● **TASK PROMPT**: Copy out each line below that has the word "give" in it.

(Dataset records)
------------------------------------------------

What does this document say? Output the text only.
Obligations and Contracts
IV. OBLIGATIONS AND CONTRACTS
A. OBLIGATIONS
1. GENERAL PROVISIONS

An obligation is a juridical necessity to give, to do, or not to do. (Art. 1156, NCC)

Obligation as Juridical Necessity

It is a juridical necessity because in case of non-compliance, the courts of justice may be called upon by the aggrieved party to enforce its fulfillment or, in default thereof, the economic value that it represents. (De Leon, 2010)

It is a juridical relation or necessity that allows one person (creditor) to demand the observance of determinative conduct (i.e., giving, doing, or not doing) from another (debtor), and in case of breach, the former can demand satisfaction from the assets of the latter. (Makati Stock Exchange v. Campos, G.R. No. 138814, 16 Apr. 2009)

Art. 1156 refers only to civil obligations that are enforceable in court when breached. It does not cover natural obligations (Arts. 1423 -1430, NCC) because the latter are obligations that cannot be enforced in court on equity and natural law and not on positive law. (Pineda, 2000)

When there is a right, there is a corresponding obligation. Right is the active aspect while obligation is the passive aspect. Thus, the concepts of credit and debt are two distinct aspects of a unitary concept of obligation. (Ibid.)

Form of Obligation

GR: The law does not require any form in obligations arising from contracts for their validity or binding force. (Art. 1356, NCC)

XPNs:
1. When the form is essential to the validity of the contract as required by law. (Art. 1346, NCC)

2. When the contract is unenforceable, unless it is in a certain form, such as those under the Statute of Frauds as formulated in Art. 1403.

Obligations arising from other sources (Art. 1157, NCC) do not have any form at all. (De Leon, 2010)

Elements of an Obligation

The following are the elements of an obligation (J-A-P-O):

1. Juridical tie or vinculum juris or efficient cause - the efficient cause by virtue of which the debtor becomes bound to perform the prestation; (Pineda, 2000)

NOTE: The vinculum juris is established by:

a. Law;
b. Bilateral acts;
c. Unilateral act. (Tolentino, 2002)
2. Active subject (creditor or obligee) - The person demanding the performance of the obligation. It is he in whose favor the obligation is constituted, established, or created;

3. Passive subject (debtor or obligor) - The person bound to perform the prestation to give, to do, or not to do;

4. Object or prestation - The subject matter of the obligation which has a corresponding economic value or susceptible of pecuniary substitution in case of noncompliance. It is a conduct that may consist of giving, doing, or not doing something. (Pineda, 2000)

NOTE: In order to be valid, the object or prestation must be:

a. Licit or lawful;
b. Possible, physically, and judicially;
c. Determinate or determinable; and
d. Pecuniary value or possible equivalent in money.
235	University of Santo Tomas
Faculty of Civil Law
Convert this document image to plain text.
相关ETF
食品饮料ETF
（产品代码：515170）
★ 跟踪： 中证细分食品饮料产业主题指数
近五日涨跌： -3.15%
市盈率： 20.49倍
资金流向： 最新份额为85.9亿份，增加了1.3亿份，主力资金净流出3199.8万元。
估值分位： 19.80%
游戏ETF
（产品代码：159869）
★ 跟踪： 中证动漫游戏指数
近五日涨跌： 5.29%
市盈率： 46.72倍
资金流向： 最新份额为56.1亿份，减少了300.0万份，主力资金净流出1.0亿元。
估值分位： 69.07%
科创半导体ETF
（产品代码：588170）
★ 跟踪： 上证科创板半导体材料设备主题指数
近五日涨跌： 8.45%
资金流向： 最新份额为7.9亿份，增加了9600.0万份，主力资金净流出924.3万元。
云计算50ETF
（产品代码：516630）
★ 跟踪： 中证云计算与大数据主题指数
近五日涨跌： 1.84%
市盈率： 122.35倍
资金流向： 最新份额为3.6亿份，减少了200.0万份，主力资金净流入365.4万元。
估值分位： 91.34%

------------------------------------------------

● **RESULT OF THE EXERCISE**:
An obligation is a juridical necessity to give, to do, or not to do. (Art. 1156, NCC)
3. Passive subject (debtor or obligor) - The person bound to perform the prestation to give, to do, or not to do;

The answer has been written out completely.